— Begin Records shown —
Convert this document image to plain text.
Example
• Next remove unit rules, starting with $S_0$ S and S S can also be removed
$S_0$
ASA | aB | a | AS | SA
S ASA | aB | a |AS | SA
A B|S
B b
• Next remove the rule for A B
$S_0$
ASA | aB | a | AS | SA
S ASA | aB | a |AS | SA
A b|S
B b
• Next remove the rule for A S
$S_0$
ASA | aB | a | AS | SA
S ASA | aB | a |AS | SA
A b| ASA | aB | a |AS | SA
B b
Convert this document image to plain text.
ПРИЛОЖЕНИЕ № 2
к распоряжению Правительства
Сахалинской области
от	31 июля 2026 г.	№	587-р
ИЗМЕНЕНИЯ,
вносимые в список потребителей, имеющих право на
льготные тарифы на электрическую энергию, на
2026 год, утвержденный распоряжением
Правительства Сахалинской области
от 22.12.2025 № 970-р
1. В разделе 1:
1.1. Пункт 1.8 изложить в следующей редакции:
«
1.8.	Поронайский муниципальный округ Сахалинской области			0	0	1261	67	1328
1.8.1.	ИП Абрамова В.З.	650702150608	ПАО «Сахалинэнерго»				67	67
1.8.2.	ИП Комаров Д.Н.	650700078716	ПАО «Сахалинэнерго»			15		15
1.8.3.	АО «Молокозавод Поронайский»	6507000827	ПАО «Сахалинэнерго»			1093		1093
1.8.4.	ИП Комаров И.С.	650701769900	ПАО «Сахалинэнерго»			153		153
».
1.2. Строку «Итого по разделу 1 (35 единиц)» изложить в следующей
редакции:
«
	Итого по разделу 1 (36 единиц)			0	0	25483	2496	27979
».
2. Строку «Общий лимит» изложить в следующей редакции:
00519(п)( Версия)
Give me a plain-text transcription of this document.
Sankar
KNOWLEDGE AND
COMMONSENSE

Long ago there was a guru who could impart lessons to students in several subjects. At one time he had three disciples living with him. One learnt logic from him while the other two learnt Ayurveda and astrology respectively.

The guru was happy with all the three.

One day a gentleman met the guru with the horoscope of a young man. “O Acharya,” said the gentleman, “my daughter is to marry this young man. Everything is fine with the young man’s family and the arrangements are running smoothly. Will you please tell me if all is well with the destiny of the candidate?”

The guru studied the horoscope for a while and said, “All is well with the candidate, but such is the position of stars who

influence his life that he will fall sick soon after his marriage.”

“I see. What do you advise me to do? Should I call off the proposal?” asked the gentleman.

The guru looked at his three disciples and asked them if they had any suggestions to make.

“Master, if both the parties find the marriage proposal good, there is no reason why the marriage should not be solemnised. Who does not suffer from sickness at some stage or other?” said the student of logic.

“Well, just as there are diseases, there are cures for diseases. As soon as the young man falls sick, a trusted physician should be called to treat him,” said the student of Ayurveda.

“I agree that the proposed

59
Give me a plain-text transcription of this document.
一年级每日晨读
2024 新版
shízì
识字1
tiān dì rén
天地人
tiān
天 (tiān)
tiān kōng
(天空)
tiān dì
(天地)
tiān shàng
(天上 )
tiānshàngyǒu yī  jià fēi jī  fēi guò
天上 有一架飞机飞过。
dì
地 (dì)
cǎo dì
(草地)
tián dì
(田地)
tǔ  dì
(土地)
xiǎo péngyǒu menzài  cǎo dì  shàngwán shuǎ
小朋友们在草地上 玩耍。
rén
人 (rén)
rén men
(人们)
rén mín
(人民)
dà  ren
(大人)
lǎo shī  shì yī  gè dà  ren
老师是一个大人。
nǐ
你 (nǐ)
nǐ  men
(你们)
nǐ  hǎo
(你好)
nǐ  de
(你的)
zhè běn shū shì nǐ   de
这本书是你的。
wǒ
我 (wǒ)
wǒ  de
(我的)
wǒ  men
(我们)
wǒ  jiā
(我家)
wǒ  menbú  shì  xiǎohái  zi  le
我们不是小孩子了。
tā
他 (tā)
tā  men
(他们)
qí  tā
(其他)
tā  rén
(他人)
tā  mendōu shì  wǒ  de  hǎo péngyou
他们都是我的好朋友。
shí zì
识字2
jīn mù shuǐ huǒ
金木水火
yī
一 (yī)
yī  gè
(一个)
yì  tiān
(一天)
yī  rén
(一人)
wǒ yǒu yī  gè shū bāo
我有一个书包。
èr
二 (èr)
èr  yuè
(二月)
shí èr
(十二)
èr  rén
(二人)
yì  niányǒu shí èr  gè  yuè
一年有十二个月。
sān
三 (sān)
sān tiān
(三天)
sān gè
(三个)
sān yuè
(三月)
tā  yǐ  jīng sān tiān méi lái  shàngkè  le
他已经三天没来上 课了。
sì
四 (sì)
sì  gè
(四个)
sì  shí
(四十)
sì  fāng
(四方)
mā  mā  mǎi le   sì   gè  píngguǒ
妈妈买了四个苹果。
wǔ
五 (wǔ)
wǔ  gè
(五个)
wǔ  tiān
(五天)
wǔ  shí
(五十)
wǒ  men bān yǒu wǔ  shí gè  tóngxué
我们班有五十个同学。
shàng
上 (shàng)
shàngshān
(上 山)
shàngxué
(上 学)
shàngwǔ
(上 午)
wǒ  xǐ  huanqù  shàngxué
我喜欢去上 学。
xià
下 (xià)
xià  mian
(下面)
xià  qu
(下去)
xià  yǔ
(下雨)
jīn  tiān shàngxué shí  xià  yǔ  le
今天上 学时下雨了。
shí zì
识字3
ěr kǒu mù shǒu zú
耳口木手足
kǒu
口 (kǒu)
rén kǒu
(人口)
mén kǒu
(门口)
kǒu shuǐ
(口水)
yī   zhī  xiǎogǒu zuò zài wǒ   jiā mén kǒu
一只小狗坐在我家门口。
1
— End Records shown —
_Goal_.
Copy every line above that holds the word "единиц".

_Output of the exercise_.
1.2. Строку «Итого по разделу 1 (35 единиц)» изложить в следующей
	Итого по разделу 1 (36 единиц)			0	0	25483	2496	27979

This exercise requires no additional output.